(Data excerpts)
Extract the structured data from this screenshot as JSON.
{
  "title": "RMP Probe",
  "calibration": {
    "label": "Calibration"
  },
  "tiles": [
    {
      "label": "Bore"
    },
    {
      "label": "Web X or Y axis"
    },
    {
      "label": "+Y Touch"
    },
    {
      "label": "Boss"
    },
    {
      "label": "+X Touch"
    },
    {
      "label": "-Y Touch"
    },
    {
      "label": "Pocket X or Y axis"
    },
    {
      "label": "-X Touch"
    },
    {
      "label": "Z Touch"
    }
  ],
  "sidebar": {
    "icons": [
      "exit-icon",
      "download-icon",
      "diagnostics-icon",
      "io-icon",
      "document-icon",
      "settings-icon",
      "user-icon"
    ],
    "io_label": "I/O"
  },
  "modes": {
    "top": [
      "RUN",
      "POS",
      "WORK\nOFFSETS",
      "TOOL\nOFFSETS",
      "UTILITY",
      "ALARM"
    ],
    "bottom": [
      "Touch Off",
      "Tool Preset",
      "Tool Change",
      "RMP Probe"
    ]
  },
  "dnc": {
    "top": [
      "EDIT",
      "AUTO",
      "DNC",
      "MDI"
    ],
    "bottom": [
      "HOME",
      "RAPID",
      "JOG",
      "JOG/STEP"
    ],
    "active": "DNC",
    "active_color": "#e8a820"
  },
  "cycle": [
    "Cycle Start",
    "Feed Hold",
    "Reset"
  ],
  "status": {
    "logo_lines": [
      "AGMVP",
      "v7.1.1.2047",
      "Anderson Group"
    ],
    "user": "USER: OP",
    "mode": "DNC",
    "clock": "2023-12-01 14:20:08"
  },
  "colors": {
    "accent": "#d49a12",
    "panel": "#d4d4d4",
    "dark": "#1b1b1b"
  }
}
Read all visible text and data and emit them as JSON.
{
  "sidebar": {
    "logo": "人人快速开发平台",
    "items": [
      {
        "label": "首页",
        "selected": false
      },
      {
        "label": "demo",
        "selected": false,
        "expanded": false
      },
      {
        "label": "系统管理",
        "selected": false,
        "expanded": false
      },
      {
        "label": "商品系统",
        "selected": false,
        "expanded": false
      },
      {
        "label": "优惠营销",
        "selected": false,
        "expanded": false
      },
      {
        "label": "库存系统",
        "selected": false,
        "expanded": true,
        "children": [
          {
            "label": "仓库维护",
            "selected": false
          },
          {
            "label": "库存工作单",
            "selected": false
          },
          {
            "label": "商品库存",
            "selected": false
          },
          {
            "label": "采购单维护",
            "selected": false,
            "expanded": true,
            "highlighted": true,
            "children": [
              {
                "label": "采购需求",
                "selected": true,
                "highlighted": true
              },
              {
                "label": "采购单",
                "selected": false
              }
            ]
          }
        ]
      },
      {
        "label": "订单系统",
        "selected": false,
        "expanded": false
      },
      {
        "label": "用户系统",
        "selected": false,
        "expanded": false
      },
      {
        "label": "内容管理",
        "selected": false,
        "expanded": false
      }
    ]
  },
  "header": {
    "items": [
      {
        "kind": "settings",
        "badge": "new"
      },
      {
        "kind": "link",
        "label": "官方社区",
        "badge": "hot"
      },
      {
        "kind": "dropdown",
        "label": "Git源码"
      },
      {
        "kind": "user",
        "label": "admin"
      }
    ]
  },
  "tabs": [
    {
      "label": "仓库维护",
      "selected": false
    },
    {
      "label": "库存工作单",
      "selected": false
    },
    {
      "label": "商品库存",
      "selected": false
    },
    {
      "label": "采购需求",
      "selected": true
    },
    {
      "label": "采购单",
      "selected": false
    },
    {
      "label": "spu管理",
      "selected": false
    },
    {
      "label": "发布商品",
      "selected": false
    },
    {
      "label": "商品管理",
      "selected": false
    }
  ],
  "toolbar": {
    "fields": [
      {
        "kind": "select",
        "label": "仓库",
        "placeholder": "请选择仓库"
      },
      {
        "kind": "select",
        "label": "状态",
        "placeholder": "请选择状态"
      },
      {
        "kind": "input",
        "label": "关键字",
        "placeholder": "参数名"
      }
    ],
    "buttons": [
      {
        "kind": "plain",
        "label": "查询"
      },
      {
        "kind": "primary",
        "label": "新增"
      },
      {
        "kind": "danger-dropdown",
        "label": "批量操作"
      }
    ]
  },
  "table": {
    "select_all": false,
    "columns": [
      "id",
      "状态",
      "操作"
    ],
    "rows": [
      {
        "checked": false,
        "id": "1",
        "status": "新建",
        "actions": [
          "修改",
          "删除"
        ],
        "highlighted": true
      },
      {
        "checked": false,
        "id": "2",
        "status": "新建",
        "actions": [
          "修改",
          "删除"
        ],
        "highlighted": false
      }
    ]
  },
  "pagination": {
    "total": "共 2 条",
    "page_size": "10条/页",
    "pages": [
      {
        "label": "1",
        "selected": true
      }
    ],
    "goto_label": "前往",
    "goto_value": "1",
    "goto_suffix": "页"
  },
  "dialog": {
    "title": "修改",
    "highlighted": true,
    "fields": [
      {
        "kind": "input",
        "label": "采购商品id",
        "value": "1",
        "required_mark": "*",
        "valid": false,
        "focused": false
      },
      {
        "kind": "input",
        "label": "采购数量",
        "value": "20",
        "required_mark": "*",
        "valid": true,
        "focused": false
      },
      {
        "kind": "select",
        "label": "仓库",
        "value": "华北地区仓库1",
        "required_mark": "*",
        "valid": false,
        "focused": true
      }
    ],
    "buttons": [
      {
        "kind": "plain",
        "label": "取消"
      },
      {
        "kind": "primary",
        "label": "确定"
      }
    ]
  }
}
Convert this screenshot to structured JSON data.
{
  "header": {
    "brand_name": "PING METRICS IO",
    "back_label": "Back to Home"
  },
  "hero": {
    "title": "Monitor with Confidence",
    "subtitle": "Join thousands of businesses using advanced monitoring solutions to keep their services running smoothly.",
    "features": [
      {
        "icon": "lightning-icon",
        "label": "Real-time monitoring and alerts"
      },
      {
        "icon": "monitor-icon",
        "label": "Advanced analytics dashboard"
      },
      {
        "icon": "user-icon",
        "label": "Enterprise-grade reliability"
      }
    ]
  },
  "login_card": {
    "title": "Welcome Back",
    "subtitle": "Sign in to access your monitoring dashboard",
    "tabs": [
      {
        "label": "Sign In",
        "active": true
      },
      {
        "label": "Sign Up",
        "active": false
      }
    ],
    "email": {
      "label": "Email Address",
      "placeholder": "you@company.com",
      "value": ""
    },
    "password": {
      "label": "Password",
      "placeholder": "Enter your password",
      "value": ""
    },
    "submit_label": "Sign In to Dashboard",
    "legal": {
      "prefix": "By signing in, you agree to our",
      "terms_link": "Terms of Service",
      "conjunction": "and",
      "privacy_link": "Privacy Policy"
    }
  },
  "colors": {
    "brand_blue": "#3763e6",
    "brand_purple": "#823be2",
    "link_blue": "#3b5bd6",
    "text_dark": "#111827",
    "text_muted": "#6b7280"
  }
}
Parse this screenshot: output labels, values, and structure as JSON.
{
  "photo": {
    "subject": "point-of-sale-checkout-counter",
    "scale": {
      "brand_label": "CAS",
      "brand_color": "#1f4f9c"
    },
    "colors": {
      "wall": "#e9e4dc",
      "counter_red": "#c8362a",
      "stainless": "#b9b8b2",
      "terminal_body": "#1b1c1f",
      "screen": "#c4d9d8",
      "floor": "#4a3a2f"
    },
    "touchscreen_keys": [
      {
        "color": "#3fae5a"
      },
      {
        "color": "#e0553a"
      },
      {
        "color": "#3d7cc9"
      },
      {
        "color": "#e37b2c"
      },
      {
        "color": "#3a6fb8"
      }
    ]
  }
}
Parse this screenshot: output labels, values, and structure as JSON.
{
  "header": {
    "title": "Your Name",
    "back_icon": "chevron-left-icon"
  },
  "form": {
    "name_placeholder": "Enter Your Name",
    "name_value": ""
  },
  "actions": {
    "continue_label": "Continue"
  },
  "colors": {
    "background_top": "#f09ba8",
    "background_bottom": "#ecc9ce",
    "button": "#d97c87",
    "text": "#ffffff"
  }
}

▸ DO THIS:
Return a copy of every line that includes the word "dropdown".

▸ ANSWER BELOW:
        "kind": "dropdown",
        "kind": "danger-dropdown",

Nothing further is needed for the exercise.